» Task goal: Put every line from the start of the entries down through the line containing "557, 481, 573]" into a numbered list, leaving out any blank lines. Include that final line.

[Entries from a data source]
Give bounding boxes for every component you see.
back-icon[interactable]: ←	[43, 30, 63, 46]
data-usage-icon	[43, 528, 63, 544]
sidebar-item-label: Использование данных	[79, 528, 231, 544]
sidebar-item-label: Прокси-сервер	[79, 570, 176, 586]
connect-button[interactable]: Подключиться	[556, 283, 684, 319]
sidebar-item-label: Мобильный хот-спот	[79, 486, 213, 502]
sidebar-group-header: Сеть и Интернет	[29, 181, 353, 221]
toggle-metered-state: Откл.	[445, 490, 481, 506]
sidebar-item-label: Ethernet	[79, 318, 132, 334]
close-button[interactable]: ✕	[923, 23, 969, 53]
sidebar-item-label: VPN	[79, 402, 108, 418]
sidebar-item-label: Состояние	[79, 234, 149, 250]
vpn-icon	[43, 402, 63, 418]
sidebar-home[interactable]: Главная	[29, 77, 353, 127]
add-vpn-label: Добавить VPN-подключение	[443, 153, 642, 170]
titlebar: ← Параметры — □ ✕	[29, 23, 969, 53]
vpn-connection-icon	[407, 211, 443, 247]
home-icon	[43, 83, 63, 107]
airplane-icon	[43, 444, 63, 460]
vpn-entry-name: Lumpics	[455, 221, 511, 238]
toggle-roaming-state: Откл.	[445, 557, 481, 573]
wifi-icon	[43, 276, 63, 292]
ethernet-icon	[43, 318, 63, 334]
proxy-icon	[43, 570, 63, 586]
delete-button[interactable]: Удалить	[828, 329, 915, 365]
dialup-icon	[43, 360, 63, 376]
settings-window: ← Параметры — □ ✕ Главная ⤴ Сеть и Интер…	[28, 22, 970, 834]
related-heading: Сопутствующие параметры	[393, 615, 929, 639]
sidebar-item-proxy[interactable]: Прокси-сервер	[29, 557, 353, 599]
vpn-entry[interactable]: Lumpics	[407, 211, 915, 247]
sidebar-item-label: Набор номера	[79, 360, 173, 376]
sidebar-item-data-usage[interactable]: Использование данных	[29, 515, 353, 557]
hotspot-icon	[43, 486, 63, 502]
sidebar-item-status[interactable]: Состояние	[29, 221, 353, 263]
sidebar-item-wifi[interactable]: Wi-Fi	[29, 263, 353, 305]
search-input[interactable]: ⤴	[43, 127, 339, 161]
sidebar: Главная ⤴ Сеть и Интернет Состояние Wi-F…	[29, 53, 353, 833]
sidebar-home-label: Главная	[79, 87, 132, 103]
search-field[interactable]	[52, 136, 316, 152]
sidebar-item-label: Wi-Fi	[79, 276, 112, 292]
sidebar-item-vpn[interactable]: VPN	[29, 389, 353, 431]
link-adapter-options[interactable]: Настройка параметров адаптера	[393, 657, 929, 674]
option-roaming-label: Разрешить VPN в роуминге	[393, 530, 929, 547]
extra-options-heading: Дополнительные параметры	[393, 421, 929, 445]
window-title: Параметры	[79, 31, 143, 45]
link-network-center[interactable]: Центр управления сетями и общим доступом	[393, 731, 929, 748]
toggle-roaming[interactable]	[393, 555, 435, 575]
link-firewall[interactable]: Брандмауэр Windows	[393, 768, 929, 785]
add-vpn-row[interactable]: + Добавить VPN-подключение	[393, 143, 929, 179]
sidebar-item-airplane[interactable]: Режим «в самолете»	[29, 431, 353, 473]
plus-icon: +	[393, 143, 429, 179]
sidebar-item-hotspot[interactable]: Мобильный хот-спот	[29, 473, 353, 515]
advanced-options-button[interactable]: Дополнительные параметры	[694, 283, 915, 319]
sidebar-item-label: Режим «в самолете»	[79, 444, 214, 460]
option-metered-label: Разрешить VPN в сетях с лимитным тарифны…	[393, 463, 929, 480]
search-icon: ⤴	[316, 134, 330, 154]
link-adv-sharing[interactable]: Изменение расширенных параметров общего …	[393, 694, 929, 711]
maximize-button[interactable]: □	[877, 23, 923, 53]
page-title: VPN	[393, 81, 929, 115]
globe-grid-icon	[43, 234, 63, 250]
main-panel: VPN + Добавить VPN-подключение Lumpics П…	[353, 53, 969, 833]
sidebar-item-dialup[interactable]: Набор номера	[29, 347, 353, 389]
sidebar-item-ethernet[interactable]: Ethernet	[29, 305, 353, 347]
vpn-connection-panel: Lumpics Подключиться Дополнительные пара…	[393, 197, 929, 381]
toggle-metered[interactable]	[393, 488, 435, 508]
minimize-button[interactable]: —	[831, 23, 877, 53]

» Final result:
1. Give bounding boxes for every component you see.
2. back-icon[interactable]: ←	[43, 30, 63, 46]
3. data-usage-icon	[43, 528, 63, 544]
4. sidebar-item-label: Использование данных	[79, 528, 231, 544]
5. sidebar-item-label: Прокси-сервер	[79, 570, 176, 586]
6. connect-button[interactable]: Подключиться	[556, 283, 684, 319]
7. sidebar-item-label: Мобильный хот-спот	[79, 486, 213, 502]
8. sidebar-group-header: Сеть и Интернет	[29, 181, 353, 221]
9. toggle-metered-state: Откл.	[445, 490, 481, 506]
10. sidebar-item-label: Ethernet	[79, 318, 132, 334]
11. close-button[interactable]: ✕	[923, 23, 969, 53]
12. sidebar-item-label: VPN	[79, 402, 108, 418]
13. sidebar-item-label: Состояние	[79, 234, 149, 250]
14. vpn-icon	[43, 402, 63, 418]
15. sidebar-home[interactable]: Главная	[29, 77, 353, 127]
16. add-vpn-label: Добавить VPN-подключение	[443, 153, 642, 170]
17. titlebar: ← Параметры — □ ✕	[29, 23, 969, 53]
18. vpn-connection-icon	[407, 211, 443, 247]
19. home-icon	[43, 83, 63, 107]
20. airplane-icon	[43, 444, 63, 460]
21. vpn-entry-name: Lumpics	[455, 221, 511, 238]
22. toggle-roaming-state: Откл.	[445, 557, 481, 573]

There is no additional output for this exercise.